------ Records provided ------

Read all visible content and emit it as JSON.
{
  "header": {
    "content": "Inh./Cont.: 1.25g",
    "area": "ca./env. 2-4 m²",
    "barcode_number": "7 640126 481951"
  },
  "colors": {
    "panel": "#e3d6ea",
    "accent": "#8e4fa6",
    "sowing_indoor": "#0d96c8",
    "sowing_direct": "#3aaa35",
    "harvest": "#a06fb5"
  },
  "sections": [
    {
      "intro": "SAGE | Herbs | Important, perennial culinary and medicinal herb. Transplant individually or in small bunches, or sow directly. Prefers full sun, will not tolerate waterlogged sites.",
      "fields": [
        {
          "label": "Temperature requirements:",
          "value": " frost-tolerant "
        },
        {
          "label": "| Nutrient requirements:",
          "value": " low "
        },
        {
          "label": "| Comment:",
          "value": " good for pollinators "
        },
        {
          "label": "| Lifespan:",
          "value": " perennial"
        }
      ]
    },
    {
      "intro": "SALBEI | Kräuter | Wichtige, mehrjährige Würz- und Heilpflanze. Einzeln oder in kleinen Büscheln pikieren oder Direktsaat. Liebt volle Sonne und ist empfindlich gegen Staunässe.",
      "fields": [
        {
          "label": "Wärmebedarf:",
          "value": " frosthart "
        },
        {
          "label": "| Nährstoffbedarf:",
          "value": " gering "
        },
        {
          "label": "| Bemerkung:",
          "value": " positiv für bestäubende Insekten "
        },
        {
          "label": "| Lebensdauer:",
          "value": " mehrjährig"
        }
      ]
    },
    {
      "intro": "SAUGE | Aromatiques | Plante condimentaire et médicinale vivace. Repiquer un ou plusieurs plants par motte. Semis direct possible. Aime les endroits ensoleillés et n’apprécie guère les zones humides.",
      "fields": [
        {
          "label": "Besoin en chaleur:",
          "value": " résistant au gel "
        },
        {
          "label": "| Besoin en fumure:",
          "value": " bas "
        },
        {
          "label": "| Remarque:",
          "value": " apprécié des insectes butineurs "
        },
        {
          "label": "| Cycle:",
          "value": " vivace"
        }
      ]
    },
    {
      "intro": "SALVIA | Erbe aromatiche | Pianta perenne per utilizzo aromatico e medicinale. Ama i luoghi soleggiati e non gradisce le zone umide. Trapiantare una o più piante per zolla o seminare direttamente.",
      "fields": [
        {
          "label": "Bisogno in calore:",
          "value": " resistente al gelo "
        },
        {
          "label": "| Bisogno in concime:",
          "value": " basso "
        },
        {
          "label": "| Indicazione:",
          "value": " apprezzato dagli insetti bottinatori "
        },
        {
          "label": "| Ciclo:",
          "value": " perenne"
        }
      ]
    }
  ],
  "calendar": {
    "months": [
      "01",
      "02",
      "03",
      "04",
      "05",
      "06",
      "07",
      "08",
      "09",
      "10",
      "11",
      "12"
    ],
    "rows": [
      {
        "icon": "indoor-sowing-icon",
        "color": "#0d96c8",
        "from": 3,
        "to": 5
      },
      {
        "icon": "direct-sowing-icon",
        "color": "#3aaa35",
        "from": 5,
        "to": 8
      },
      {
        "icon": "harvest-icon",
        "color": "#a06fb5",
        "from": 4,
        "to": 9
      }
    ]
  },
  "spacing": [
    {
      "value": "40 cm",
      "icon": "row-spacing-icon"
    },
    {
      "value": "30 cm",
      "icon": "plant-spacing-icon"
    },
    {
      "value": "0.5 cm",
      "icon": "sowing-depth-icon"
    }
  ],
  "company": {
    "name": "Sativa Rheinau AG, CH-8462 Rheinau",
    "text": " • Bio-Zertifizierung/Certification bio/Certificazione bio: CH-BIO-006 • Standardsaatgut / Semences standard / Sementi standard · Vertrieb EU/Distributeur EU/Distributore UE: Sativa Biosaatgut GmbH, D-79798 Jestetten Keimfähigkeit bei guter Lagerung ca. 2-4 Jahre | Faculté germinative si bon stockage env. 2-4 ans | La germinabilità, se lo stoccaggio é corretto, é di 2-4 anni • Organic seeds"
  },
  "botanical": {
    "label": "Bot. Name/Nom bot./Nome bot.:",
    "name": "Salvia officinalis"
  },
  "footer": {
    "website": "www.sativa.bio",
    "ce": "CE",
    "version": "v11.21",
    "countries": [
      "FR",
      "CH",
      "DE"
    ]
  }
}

------

Copy the entries above exactly, leaving none out.

** Task output **
Read all visible content and emit it as JSON.
{
  "header": {
    "content": "Inh./Cont.: 1.25g",
    "area": "ca./env. 2-4 m²",
    "barcode_number": "7 640126 481951"
  },
  "colors": {
    "panel": "#e3d6ea",
    "accent": "#8e4fa6",
    "sowing_indoor": "#0d96c8",
    "sowing_direct": "#3aaa35",
    "harvest": "#a06fb5"
  },
  "sections": [
    {
      "intro": "SAGE | Herbs | Important, perennial culinary and medicinal herb. Transplant individually or in small bunches, or sow directly. Prefers full sun, will not tolerate waterlogged sites.",
      "fields": [
        {
          "label": "Temperature requirements:",
          "value": " frost-tolerant "
        },
        {
          "label": "| Nutrient requirements:",
          "value": " low "
        },
        {
          "label": "| Comment:",
          "value": " good for pollinators "
        },
        {
          "label": "| Lifespan:",
          "value": " perennial"
        }
      ]
    },
    {
      "intro": "SALBEI | Kräuter | Wichtige, mehrjährige Würz- und Heilpflanze. Einzeln oder in kleinen Büscheln pikieren oder Direktsaat. Liebt volle Sonne und ist empfindlich gegen Staunässe.",
      "fields": [
        {
          "label": "Wärmebedarf:",
          "value": " frosthart "
        },
        {
          "label": "| Nährstoffbedarf:",
          "value": " gering "
        },
        {
          "label": "| Bemerkung:",
          "value": " positiv für bestäubende Insekten "
        },
        {
          "label": "| Lebensdauer:",
          "value": " mehrjährig"
        }
      ]
    },
    {
      "intro": "SAUGE | Aromatiques | Plante condimentaire et médicinale vivace. Repiquer un ou plusieurs plants par motte. Semis direct possible. Aime les endroits ensoleillés et n’apprécie guère les zones humides.",
      "fields": [
        {
          "label": "Besoin en chaleur:",
          "value": " résistant au gel "
        },
        {
          "label": "| Besoin en fumure:",
          "value": " bas "
        },
        {
          "label": "| Remarque:",
          "value": " apprécié des insectes butineurs "
        },
        {
          "label": "| Cycle:",
          "value": " vivace"
        }
      ]
    },
    {
      "intro": "SALVIA | Erbe aromatiche | Pianta perenne per utilizzo aromatico e medicinale. Ama i luoghi soleggiati e non gradisce le zone umide. Trapiantare una o più piante per zolla o seminare direttamente.",
      "fields": [
        {
          "label": "Bisogno in calore:",
          "value": " resistente al gelo "
        },
        {
          "label": "| Bisogno in concime:",
          "value": " basso "
        },
        {
          "label": "| Indicazione:",
          "value": " apprezzato dagli insetti bottinatori "
        },
        {
          "label": "| Ciclo:",
          "value": " perenne"
        }
      ]
    }
  ],
  "calendar": {
    "months": [
      "01",
      "02",
      "03",
      "04",
      "05",
      "06",
      "07",
      "08",
      "09",
      "10",
      "11",
      "12"
    ],
    "rows": [
      {
        "icon": "indoor-sowing-icon",
        "color": "#0d96c8",
        "from": 3,
        "to": 5
      },
      {
        "icon": "direct-sowing-icon",
        "color": "#3aaa35",
        "from": 5,
        "to": 8
      },
      {
        "icon": "harvest-icon",
        "color": "#a06fb5",
        "from": 4,
        "to": 9
      }
    ]
  },
  "spacing": [
    {
      "value": "40 cm",
      "icon": "row-spacing-icon"
    },
    {
      "value": "30 cm",
      "icon": "plant-spacing-icon"
    },
    {
      "value": "0.5 cm",
      "icon": "sowing-depth-icon"
    }
  ],
  "company": {
    "name": "Sativa Rheinau AG, CH-8462 Rheinau",
    "text": " • Bio-Zertifizierung/Certification bio/Certificazione bio: CH-BIO-006 • Standardsaatgut / Semences standard / Sementi standard · Vertrieb EU/Distributeur EU/Distributore UE: Sativa Biosaatgut GmbH, D-79798 Jestetten Keimfähigkeit bei guter Lagerung ca. 2-4 Jahre | Faculté germinative si bon stockage env. 2-4 ans | La germinabilità, se lo stoccaggio é corretto, é di 2-4 anni • Organic seeds"
  },
  "botanical": {
    "label": "Bot. Name/Nom bot./Nome bot.:",
    "name": "Salvia officinalis"
  },
  "footer": {
    "website": "www.sativa.bio",
    "ce": "CE",
    "version": "v11.21",
    "countries": [
      "FR",
      "CH",
      "DE"
    ]
  }
}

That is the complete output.